INPUT DATA
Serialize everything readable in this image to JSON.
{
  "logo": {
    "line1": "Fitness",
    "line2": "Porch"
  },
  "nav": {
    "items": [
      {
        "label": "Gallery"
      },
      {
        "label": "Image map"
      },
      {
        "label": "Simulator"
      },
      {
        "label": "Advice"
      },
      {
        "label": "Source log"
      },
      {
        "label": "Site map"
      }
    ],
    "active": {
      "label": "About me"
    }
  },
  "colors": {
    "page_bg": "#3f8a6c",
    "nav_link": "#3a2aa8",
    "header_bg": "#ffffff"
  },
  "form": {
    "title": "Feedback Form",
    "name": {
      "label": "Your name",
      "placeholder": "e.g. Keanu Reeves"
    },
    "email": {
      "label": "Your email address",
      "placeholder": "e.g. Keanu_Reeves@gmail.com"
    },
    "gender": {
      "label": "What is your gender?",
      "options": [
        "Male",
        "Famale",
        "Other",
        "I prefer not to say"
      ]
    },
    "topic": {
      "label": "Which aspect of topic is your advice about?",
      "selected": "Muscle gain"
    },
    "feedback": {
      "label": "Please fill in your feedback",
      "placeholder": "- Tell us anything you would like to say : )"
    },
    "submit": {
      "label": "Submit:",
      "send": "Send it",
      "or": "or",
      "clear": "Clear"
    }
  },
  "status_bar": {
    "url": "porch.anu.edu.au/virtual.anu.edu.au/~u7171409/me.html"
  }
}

DIRECTIONS FOR THIS TASK
Give the complete listing a second time, exactly as it reads.

WORKED SOLUTION
Serialize everything readable in this image to JSON.
{
  "logo": {
    "line1": "Fitness",
    "line2": "Porch"
  },
  "nav": {
    "items": [
      {
        "label": "Gallery"
      },
      {
        "label": "Image map"
      },
      {
        "label": "Simulator"
      },
      {
        "label": "Advice"
      },
      {
        "label": "Source log"
      },
      {
        "label": "Site map"
      }
    ],
    "active": {
      "label": "About me"
    }
  },
  "colors": {
    "page_bg": "#3f8a6c",
    "nav_link": "#3a2aa8",
    "header_bg": "#ffffff"
  },
  "form": {
    "title": "Feedback Form",
    "name": {
      "label": "Your name",
      "placeholder": "e.g. Keanu Reeves"
    },
    "email": {
      "label": "Your email address",
      "placeholder": "e.g. Keanu_Reeves@gmail.com"
    },
    "gender": {
      "label": "What is your gender?",
      "options": [
        "Male",
        "Famale",
        "Other",
        "I prefer not to say"
      ]
    },
    "topic": {
      "label": "Which aspect of topic is your advice about?",
      "selected": "Muscle gain"
    },
    "feedback": {
      "label": "Please fill in your feedback",
      "placeholder": "- Tell us anything you would like to say : )"
    },
    "submit": {
      "label": "Submit:",
      "send": "Send it",
      "or": "or",
      "clear": "Clear"
    }
  },
  "status_bar": {
    "url": "porch.anu.edu.au/virtual.anu.edu.au/~u7171409/me.html"
  }
}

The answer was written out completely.